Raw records
.....

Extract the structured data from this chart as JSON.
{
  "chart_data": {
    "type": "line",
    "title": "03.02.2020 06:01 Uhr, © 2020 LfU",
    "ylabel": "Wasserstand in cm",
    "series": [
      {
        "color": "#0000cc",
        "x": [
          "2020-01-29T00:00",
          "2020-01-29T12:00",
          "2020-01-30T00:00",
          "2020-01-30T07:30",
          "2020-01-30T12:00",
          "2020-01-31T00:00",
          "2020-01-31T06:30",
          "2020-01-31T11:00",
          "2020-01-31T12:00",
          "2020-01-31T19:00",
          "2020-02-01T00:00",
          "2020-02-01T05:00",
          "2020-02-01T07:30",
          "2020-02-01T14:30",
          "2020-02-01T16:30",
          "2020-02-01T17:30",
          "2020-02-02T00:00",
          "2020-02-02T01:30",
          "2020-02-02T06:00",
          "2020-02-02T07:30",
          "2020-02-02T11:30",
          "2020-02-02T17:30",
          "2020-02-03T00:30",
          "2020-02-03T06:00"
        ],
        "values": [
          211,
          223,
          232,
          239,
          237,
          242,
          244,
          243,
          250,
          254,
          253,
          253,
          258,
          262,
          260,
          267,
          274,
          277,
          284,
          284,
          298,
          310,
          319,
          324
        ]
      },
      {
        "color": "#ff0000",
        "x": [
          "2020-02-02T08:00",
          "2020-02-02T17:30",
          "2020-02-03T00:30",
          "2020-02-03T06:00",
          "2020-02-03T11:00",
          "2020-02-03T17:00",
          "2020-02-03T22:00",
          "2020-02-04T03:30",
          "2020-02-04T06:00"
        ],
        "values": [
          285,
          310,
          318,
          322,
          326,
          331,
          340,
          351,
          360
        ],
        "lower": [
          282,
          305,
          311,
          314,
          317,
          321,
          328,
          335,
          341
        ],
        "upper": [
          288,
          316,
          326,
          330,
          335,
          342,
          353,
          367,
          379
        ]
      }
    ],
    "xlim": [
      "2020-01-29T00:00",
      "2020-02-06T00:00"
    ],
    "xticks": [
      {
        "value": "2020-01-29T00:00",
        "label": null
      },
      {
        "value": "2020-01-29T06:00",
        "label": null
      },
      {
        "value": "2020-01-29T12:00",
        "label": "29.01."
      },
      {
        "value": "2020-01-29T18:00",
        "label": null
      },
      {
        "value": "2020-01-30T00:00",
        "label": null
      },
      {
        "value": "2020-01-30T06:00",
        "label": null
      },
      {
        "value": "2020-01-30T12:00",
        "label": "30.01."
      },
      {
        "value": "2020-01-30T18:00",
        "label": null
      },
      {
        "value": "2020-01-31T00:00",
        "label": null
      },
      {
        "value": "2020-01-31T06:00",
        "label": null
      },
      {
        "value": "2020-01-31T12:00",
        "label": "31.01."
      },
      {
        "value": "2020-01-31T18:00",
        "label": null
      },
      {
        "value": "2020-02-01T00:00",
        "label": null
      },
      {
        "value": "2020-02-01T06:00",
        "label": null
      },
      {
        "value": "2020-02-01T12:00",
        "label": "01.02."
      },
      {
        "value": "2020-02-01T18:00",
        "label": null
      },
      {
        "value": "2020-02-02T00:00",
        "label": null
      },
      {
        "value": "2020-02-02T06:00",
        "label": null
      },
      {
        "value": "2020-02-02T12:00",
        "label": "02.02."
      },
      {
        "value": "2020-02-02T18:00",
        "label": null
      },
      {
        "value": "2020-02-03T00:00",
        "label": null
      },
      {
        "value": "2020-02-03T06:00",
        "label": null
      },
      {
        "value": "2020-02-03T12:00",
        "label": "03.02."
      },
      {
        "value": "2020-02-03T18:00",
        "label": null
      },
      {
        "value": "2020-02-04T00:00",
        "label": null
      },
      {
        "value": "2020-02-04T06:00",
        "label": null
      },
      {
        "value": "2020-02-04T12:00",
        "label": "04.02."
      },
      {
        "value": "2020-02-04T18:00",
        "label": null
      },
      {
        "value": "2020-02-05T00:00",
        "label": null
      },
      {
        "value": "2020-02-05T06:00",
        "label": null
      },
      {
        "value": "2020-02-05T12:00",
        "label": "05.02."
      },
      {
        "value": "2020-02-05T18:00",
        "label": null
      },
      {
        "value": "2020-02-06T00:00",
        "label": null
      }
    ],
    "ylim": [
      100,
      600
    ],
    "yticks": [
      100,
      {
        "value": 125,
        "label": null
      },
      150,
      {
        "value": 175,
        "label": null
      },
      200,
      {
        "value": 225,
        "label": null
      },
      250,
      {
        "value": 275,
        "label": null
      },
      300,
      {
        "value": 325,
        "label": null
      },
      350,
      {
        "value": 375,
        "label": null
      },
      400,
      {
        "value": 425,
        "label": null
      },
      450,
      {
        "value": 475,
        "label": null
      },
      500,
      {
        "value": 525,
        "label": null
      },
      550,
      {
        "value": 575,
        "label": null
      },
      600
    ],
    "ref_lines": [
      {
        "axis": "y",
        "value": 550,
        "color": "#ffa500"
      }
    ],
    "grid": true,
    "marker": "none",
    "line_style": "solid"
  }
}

.....

§ Instructions for the task
Print every entry exactly as written.

§ Answer for the task
Extract the structured data from this chart as JSON.
{
  "chart_data": {
    "type": "line",
    "title": "03.02.2020 06:01 Uhr, © 2020 LfU",
    "ylabel": "Wasserstand in cm",
    "series": [
      {
        "color": "#0000cc",
        "x": [
          "2020-01-29T00:00",
          "2020-01-29T12:00",
          "2020-01-30T00:00",
          "2020-01-30T07:30",
          "2020-01-30T12:00",
          "2020-01-31T00:00",
          "2020-01-31T06:30",
          "2020-01-31T11:00",
          "2020-01-31T12:00",
          "2020-01-31T19:00",
          "2020-02-01T00:00",
          "2020-02-01T05:00",
          "2020-02-01T07:30",
          "2020-02-01T14:30",
          "2020-02-01T16:30",
          "2020-02-01T17:30",
          "2020-02-02T00:00",
          "2020-02-02T01:30",
          "2020-02-02T06:00",
          "2020-02-02T07:30",
          "2020-02-02T11:30",
          "2020-02-02T17:30",
          "2020-02-03T00:30",
          "2020-02-03T06:00"
        ],
        "values": [
          211,
          223,
          232,
          239,
          237,
          242,
          244,
          243,
          250,
          254,
          253,
          253,
          258,
          262,
          260,
          267,
          274,
          277,
          284,
          284,
          298,
          310,
          319,
          324
        ]
      },
      {
        "color": "#ff0000",
        "x": [
          "2020-02-02T08:00",
          "2020-02-02T17:30",
          "2020-02-03T00:30",
          "2020-02-03T06:00",
          "2020-02-03T11:00",
          "2020-02-03T17:00",
          "2020-02-03T22:00",
          "2020-02-04T03:30",
          "2020-02-04T06:00"
        ],
        "values": [
          285,
          310,
          318,
          322,
          326,
          331,
          340,
          351,
          360
        ],
        "lower": [
          282,
          305,
          311,
          314,
          317,
          321,
          328,
          335,
          341
        ],
        "upper": [
          288,
          316,
          326,
          330,
          335,
          342,
          353,
          367,
          379
        ]
      }
    ],
    "xlim": [
      "2020-01-29T00:00",
      "2020-02-06T00:00"
    ],
    "xticks": [
      {
        "value": "2020-01-29T00:00",
        "label": null
      },
      {
        "value": "2020-01-29T06:00",
        "label": null
      },
      {
        "value": "2020-01-29T12:00",
        "label": "29.01."
      },
      {
        "value": "2020-01-29T18:00",
        "label": null
      },
      {
        "value": "2020-01-30T00:00",
        "label": null
      },
      {
        "value": "2020-01-30T06:00",
        "label": null
      },
      {
        "value": "2020-01-30T12:00",
        "label": "30.01."
      },
      {
        "value": "2020-01-30T18:00",
        "label": null
      },
      {
        "value": "2020-01-31T00:00",
        "label": null
      },
      {
        "value": "2020-01-31T06:00",
        "label": null
      },
      {
        "value": "2020-01-31T12:00",
        "label": "31.01."
      },
      {
        "value": "2020-01-31T18:00",
        "label": null
      },
      {
        "value": "2020-02-01T00:00",
        "label": null
      },
      {
        "value": "2020-02-01T06:00",
        "label": null
      },
      {
        "value": "2020-02-01T12:00",
        "label": "01.02."
      },
      {
        "value": "2020-02-01T18:00",
        "label": null
      },
      {
        "value": "2020-02-02T00:00",
        "label": null
      },
      {
        "value": "2020-02-02T06:00",
        "label": null
      },
      {
        "value": "2020-02-02T12:00",
        "label": "02.02."
      },
      {
        "value": "2020-02-02T18:00",
        "label": null
      },
      {
        "value": "2020-02-03T00:00",
        "label": null
      },
      {
        "value": "2020-02-03T06:00",
        "label": null
      },
      {
        "value": "2020-02-03T12:00",
        "label": "03.02."
      },
      {
        "value": "2020-02-03T18:00",
        "label": null
      },
      {
        "value": "2020-02-04T00:00",
        "label": null
      },
      {
        "value": "2020-02-04T06:00",
        "label": null
      },
      {
        "value": "2020-02-04T12:00",
        "label": "04.02."
      },
      {
        "value": "2020-02-04T18:00",
        "label": null
      },
      {
        "value": "2020-02-05T00:00",
        "label": null
      },
      {
        "value": "2020-02-05T06:00",
        "label": null
      },
      {
        "value": "2020-02-05T12:00",
        "label": "05.02."
      },
      {
        "value": "2020-02-05T18:00",
        "label": null
      },
      {
        "value": "2020-02-06T00:00",
        "label": null
      }
    ],
    "ylim": [
      100,
      600
    ],
    "yticks": [
      100,
      {
        "value": 125,
        "label": null
      },
      150,
      {
        "value": 175,
        "label": null
      },
      200,
      {
        "value": 225,
        "label": null
      },
      250,
      {
        "value": 275,
        "label": null
      },
      300,
      {
        "value": 325,
        "label": null
      },
      350,
      {
        "value": 375,
        "label": null
      },
      400,
      {
        "value": 425,
        "label": null
      },
      450,
      {
        "value": 475,
        "label": null
      },
      500,
      {
        "value": 525,
        "label": null
      },
      550,
      {
        "value": 575,
        "label": null
      },
      600
    ],
    "ref_lines": [
      {
        "axis": "y",
        "value": 550,
        "color": "#ffa500"
      }
    ],
    "grid": true,
    "marker": "none",
    "line_style": "solid"
  }
}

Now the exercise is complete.